▸ BRIEF
All material below is to be reproduced exactly.
[begin DATA FOR THIS EXERCISE]
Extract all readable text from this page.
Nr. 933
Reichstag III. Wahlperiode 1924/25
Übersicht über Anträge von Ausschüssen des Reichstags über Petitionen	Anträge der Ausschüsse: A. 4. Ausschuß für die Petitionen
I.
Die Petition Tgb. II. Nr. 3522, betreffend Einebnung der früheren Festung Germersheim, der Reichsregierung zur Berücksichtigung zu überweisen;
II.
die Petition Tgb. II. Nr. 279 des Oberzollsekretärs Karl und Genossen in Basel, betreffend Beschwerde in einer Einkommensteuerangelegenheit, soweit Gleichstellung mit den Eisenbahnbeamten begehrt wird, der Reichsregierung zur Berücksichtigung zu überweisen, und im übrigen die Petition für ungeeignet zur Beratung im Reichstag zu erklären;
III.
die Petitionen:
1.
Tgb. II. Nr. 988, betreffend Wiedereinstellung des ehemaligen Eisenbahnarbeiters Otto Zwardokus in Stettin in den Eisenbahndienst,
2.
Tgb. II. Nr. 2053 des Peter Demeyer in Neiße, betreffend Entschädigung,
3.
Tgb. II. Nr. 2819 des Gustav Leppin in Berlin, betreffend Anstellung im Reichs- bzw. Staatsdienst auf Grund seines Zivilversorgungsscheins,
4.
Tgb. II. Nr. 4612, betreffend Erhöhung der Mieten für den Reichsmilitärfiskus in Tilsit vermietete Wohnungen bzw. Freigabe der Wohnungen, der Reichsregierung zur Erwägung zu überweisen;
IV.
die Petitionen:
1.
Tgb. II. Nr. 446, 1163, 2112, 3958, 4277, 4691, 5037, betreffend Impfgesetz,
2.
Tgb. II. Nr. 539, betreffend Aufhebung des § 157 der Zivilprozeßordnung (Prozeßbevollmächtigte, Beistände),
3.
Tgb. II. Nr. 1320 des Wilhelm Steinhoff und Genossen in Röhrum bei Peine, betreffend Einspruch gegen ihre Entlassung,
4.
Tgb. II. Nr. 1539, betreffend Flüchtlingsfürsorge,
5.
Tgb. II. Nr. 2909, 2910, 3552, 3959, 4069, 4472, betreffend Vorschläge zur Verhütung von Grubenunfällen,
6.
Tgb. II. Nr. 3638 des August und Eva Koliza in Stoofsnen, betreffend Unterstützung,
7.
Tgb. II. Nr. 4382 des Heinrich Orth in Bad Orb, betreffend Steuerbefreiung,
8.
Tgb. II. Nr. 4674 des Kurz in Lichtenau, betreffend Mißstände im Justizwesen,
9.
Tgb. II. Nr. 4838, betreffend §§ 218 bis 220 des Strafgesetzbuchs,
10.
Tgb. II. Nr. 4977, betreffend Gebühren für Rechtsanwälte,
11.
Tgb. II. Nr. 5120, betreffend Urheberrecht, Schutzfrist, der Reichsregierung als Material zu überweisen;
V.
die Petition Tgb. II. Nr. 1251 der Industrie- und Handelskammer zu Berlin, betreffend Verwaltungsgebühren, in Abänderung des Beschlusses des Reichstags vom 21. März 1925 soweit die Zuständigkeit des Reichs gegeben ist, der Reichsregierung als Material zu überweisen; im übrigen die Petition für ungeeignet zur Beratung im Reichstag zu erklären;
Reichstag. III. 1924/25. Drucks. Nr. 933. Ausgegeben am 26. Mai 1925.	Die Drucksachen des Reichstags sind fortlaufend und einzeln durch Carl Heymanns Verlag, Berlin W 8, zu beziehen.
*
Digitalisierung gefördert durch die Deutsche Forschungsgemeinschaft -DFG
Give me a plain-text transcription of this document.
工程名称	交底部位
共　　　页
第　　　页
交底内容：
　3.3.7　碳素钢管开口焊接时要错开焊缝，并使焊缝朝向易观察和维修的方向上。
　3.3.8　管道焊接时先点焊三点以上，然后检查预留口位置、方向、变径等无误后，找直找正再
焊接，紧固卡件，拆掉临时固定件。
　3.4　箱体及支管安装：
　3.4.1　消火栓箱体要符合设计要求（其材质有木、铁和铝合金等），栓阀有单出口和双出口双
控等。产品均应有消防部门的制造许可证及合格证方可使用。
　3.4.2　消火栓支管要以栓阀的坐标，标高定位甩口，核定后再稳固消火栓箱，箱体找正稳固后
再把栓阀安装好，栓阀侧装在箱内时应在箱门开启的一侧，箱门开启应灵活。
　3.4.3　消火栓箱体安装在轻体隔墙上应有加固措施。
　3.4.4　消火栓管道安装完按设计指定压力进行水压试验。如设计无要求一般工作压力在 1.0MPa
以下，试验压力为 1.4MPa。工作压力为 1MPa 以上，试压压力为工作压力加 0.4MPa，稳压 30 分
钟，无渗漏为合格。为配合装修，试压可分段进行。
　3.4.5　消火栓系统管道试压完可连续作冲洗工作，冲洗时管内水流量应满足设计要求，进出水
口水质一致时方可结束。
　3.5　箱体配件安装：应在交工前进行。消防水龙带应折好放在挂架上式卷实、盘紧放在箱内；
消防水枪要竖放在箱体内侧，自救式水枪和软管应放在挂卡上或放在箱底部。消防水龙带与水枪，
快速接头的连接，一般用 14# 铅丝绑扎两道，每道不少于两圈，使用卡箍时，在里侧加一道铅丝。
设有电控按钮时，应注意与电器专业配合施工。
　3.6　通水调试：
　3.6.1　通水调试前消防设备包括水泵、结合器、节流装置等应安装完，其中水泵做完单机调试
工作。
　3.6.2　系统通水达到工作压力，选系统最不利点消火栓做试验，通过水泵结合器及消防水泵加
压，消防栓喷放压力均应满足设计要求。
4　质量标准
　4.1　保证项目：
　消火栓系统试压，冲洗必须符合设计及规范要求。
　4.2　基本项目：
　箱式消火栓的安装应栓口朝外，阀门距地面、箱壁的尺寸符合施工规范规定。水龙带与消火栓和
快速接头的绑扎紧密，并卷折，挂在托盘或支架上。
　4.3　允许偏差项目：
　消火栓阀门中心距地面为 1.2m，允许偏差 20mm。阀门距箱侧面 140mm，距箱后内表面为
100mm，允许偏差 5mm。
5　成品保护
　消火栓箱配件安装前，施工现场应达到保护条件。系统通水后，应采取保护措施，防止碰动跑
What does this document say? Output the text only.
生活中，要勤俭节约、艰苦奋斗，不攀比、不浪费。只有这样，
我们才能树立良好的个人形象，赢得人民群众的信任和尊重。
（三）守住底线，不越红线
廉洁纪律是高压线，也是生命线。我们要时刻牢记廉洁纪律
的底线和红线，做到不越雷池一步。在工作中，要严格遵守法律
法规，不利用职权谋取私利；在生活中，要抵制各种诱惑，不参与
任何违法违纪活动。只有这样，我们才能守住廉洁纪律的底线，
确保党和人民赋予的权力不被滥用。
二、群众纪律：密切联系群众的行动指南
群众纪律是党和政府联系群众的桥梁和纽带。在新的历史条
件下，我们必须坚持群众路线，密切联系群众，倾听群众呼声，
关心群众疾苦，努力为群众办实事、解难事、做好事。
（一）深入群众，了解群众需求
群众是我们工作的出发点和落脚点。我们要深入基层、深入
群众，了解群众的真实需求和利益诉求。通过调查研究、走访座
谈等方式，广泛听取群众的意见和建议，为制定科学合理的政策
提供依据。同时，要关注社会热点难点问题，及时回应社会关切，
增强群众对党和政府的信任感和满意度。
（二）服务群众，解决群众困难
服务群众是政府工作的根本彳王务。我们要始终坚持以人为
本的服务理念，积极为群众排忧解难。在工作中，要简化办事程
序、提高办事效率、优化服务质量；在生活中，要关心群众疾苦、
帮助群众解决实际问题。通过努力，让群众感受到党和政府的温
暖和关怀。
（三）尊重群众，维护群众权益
[end DATA FOR THIS EXERCISE]
▸ OUTPUT OF THE EXERCISE
Extract all readable text from this page.
Nr. 933
Reichstag III. Wahlperiode 1924/25
Übersicht über Anträge von Ausschüssen des Reichstags über Petitionen	Anträge der Ausschüsse: A. 4. Ausschuß für die Petitionen
I.
Die Petition Tgb. II. Nr. 3522, betreffend Einebnung der früheren Festung Germersheim, der Reichsregierung zur Berücksichtigung zu überweisen;
II.
die Petition Tgb. II. Nr. 279 des Oberzollsekretärs Karl und Genossen in Basel, betreffend Beschwerde in einer Einkommensteuerangelegenheit, soweit Gleichstellung mit den Eisenbahnbeamten begehrt wird, der Reichsregierung zur Berücksichtigung zu überweisen, und im übrigen die Petition für ungeeignet zur Beratung im Reichstag zu erklären;
III.
die Petitionen:
1.
Tgb. II. Nr. 988, betreffend Wiedereinstellung des ehemaligen Eisenbahnarbeiters Otto Zwardokus in Stettin in den Eisenbahndienst,
2.
Tgb. II. Nr. 2053 des Peter Demeyer in Neiße, betreffend Entschädigung,
3.
Tgb. II. Nr. 2819 des Gustav Leppin in Berlin, betreffend Anstellung im Reichs- bzw. Staatsdienst auf Grund seines Zivilversorgungsscheins,
4.
Tgb. II. Nr. 4612, betreffend Erhöhung der Mieten für den Reichsmilitärfiskus in Tilsit vermietete Wohnungen bzw. Freigabe der Wohnungen, der Reichsregierung zur Erwägung zu überweisen;
IV.
die Petitionen:
1.
Tgb. II. Nr. 446, 1163, 2112, 3958, 4277, 4691, 5037, betreffend Impfgesetz,
2.
Tgb. II. Nr. 539, betreffend Aufhebung des § 157 der Zivilprozeßordnung (Prozeßbevollmächtigte, Beistände),
3.
Tgb. II. Nr. 1320 des Wilhelm Steinhoff und Genossen in Röhrum bei Peine, betreffend Einspruch gegen ihre Entlassung,
4.
Tgb. II. Nr. 1539, betreffend Flüchtlingsfürsorge,
5.
Tgb. II. Nr. 2909, 2910, 3552, 3959, 4069, 4472, betreffend Vorschläge zur Verhütung von Grubenunfällen,
6.
Tgb. II. Nr. 3638 des August und Eva Koliza in Stoofsnen, betreffend Unterstützung,
7.
Tgb. II. Nr. 4382 des Heinrich Orth in Bad Orb, betreffend Steuerbefreiung,
8.
Tgb. II. Nr. 4674 des Kurz in Lichtenau, betreffend Mißstände im Justizwesen,
9.
Tgb. II. Nr. 4838, betreffend §§ 218 bis 220 des Strafgesetzbuchs,
10.
Tgb. II. Nr. 4977, betreffend Gebühren für Rechtsanwälte,
11.
Tgb. II. Nr. 5120, betreffend Urheberrecht, Schutzfrist, der Reichsregierung als Material zu überweisen;
V.
die Petition Tgb. II. Nr. 1251 der Industrie- und Handelskammer zu Berlin, betreffend Verwaltungsgebühren, in Abänderung des Beschlusses des Reichstags vom 21. März 1925 soweit die Zuständigkeit des Reichs gegeben ist, der Reichsregierung als Material zu überweisen; im übrigen die Petition für ungeeignet zur Beratung im Reichstag zu erklären;
Reichstag. III. 1924/25. Drucks. Nr. 933. Ausgegeben am 26. Mai 1925.	Die Drucksachen des Reichstags sind fortlaufend und einzeln durch Carl Heymanns Verlag, Berlin W 8, zu beziehen.
*
Digitalisierung gefördert durch die Deutsche Forschungsgemeinschaft -DFG
Give me a plain-text transcription of this document.
工程名称	交底部位
共　　　页
第　　　页
交底内容：
　3.3.7　碳素钢管开口焊接时要错开焊缝，并使焊缝朝向易观察和维修的方向上。
　3.3.8　管道焊接时先点焊三点以上，然后检查预留口位置、方向、变径等无误后，找直找正再
焊接，紧固卡件，拆掉临时固定件。
　3.4　箱体及支管安装：
　3.4.1　消火栓箱体要符合设计要求（其材质有木、铁和铝合金等），栓阀有单出口和双出口双
控等。产品均应有消防部门的制造许可证及合格证方可使用。
　3.4.2　消火栓支管要以栓阀的坐标，标高定位甩口，核定后再稳固消火栓箱，箱体找正稳固后
再把栓阀安装好，栓阀侧装在箱内时应在箱门开启的一侧，箱门开启应灵活。
　3.4.3　消火栓箱体安装在轻体隔墙上应有加固措施。
　3.4.4　消火栓管道安装完按设计指定压力进行水压试验。如设计无要求一般工作压力在 1.0MPa
以下，试验压力为 1.4MPa。工作压力为 1MPa 以上，试压压力为工作压力加 0.4MPa，稳压 30 分
钟，无渗漏为合格。为配合装修，试压可分段进行。
　3.4.5　消火栓系统管道试压完可连续作冲洗工作，冲洗时管内水流量应满足设计要求，进出水
口水质一致时方可结束。
　3.5　箱体配件安装：应在交工前进行。消防水龙带应折好放在挂架上式卷实、盘紧放在箱内；
消防水枪要竖放在箱体内侧，自救式水枪和软管应放在挂卡上或放在箱底部。消防水龙带与水枪，
快速接头的连接，一般用 14# 铅丝绑扎两道，每道不少于两圈，使用卡箍时，在里侧加一道铅丝。
设有电控按钮时，应注意与电器专业配合施工。
　3.6　通水调试：
　3.6.1　通水调试前消防设备包括水泵、结合器、节流装置等应安装完，其中水泵做完单机调试
工作。
　3.6.2　系统通水达到工作压力，选系统最不利点消火栓做试验，通过水泵结合器及消防水泵加
压，消防栓喷放压力均应满足设计要求。
4　质量标准
　4.1　保证项目：
　消火栓系统试压，冲洗必须符合设计及规范要求。
　4.2　基本项目：
　箱式消火栓的安装应栓口朝外，阀门距地面、箱壁的尺寸符合施工规范规定。水龙带与消火栓和
快速接头的绑扎紧密，并卷折，挂在托盘或支架上。
　4.3　允许偏差项目：
　消火栓阀门中心距地面为 1.2m，允许偏差 20mm。阀门距箱侧面 140mm，距箱后内表面为
100mm，允许偏差 5mm。
5　成品保护
　消火栓箱配件安装前，施工现场应达到保护条件。系统通水后，应采取保护措施，防止碰动跑
What does this document say? Output the text only.
生活中，要勤俭节约、艰苦奋斗，不攀比、不浪费。只有这样，
我们才能树立良好的个人形象，赢得人民群众的信任和尊重。
（三）守住底线，不越红线
廉洁纪律是高压线，也是生命线。我们要时刻牢记廉洁纪律
的底线和红线，做到不越雷池一步。在工作中，要严格遵守法律
法规，不利用职权谋取私利；在生活中，要抵制各种诱惑，不参与
任何违法违纪活动。只有这样，我们才能守住廉洁纪律的底线，
确保党和人民赋予的权力不被滥用。
二、群众纪律：密切联系群众的行动指南
群众纪律是党和政府联系群众的桥梁和纽带。在新的历史条
件下，我们必须坚持群众路线，密切联系群众，倾听群众呼声，
关心群众疾苦，努力为群众办实事、解难事、做好事。
（一）深入群众，了解群众需求
群众是我们工作的出发点和落脚点。我们要深入基层、深入
群众，了解群众的真实需求和利益诉求。通过调查研究、走访座
谈等方式，广泛听取群众的意见和建议，为制定科学合理的政策
提供依据。同时，要关注社会热点难点问题，及时回应社会关切，
增强群众对党和政府的信任感和满意度。
（二）服务群众，解决群众困难
服务群众是政府工作的根本彳王务。我们要始终坚持以人为
本的服务理念，积极为群众排忧解难。在工作中，要简化办事程
序、提高办事效率、优化服务质量；在生活中，要关心群众疾苦、
帮助群众解决实际问题。通过努力，让群众感受到党和政府的温
暖和关怀。
（三）尊重群众，维护群众权益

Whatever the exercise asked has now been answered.